Short problem ▸
In the ESP8266 project excerpt below:
(a) Which two sensors does the ESP8266 hardware interface to in the initial design?
(b) What SSID, IP address and port does the module use?
(c) In which phase is the heart rate monitor data planned to be added, and with what API?

Page excerpt ▸
The updateWeatherSensorData() function makes an AJAX request to the ESP8266 to return the current sensor values and status in JSON format. Just as with the GPS Sensor data, these values are simply used to set the html for the applicable displayed objects by id.

Heart Rate Monitor Data

A placeholder has been set in the code to collect heart rate monitor sensor data. While I have used Apps that interface with an external heart rate monitor using ANT+ and therefore know it is possible, I have have not accessed this interface in my own App…yet. So, not to hold up the initial release of this project, the Heart Rate Monitor data is planned to be added in Phase 5 using the ANT+ for Android API.

ESP8266 Configuration

The ESP8266 hardware interfaces to just two sensors for this initial design:

  1. BMP085 – Temperature and Pressure Sensors
  2. DHT22    – Temperature and Humidity Sensors

After many revisions from experience using the ESP8266, the hardware for Phase I of this project is configured as shown in the following schematic:

ESP8266-mobile-schematic - Phase 2
The basic ESP8266 framework is shown on the left side of the schematic with the two sensors on the right. Refer to the following posts for more information about the operation of this circuit:

The ESP8266 code for this project is very straight-forward. It consists of a simple web server, with the module operating in access point (AP) mode. The SSID has a fixed value of “ESP8266N4” and responds to the hard-coded IP: 192.168.22.1 on port 9703. These, of course, can be set to any value or even configured at run-time through the serial or initial web server default value. However, this example sticks with the hard-coded values since this system will only be paired with a single Smartphone.

Rows ▸
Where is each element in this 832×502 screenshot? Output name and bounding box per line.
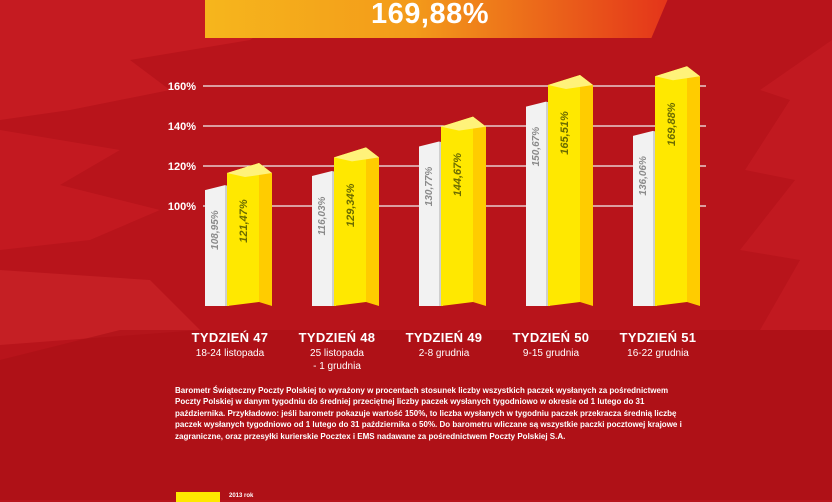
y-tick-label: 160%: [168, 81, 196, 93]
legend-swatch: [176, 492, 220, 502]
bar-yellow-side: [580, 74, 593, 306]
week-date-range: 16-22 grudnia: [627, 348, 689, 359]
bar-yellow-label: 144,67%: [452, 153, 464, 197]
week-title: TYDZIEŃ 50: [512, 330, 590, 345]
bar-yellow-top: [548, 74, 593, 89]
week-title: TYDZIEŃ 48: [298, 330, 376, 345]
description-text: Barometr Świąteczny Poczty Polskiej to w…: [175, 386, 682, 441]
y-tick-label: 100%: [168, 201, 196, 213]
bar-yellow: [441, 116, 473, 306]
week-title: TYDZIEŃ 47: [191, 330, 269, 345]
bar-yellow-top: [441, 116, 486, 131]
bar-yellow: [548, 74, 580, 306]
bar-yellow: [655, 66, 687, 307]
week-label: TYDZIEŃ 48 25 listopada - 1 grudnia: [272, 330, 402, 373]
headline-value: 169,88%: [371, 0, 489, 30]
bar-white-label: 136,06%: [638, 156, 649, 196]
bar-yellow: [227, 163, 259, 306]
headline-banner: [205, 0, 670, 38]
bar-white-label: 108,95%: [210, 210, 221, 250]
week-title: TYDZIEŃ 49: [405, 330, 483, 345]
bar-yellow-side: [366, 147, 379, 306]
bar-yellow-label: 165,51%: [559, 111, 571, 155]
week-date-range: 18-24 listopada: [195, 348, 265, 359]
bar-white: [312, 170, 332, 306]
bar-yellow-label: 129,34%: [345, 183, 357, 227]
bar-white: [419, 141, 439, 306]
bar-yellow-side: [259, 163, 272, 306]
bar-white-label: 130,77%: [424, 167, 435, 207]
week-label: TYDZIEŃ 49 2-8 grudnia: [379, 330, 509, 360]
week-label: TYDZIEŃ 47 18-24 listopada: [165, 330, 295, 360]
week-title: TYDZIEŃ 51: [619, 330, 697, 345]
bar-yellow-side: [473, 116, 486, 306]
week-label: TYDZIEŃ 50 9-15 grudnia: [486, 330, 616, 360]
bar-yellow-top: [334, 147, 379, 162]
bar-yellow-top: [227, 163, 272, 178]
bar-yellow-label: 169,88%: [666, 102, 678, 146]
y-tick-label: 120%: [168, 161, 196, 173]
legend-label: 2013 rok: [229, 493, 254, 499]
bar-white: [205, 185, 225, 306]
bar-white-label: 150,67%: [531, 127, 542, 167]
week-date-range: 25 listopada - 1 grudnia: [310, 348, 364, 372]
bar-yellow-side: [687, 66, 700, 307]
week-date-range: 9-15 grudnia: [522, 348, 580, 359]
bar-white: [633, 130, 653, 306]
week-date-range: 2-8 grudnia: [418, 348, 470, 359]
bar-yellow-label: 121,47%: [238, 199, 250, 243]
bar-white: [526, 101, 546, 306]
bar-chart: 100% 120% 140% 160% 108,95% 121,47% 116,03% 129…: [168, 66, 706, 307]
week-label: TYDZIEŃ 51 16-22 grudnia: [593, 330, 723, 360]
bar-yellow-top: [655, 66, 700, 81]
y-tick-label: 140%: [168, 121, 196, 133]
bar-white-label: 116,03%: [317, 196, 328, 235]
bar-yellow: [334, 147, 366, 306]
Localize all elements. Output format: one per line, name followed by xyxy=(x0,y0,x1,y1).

Correct result ▸
(a) The BMP085 (temperature and pressure) and the DHT22 (temperature and humidity).
(b) The SSID is "ESP8266N4", the IP is 192.168.22.1 and the port is 9703.
(c) It is planned for Phase 5, using the ANT+ for Android API.